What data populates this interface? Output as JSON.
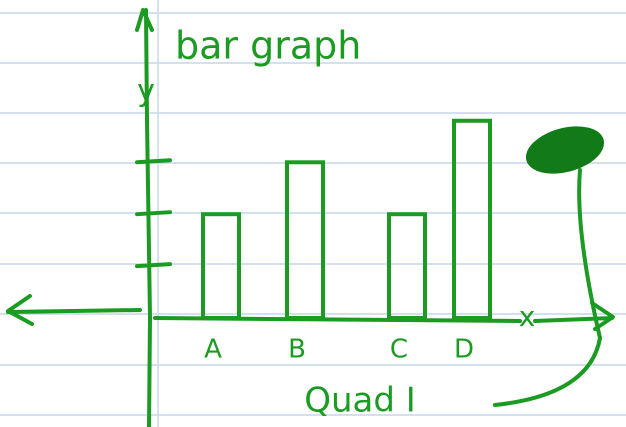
{
  "chart_data": {
    "type": "bar",
    "title": "bar graph",
    "y_label": "y",
    "x_label": "x",
    "annotation": "Quad I",
    "categories": [
      "A",
      "B",
      "C",
      "D"
    ],
    "values": [
      2,
      3,
      2,
      3.8
    ],
    "color": "#1c9b22",
    "ylim": [
      0,
      4.2
    ],
    "yticks": [
      1,
      2,
      3
    ],
    "grid": false
  }
}
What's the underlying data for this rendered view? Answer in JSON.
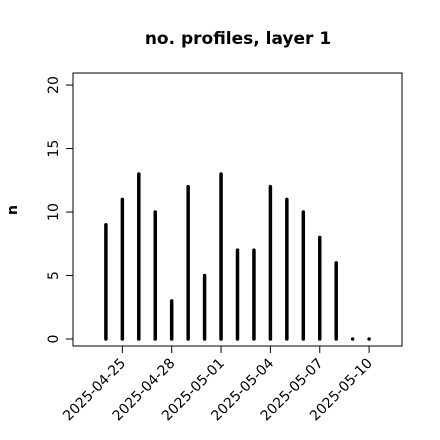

> Exercise instructions: Reproduce the listing above exactly, excluding all pictures.

> Result for this exercise:
What data populates this interface? Output as JSON.
{
  "chart_data": {
    "type": "bar",
    "title": "bar graph",
    "y_label": "y",
    "x_label": "x",
    "annotation": "Quad I",
    "categories": [
      "A",
      "B",
      "C",
      "D"
    ],
    "values": [
      2,
      3,
      2,
      3.8
    ],
    "color": "#1c9b22",
    "ylim": [
      0,
      4.2
    ],
    "yticks": [
      1,
      2,
      3
    ],
    "grid": false
  }
}
What's the underlying data for this rendered view? Answer in JSON.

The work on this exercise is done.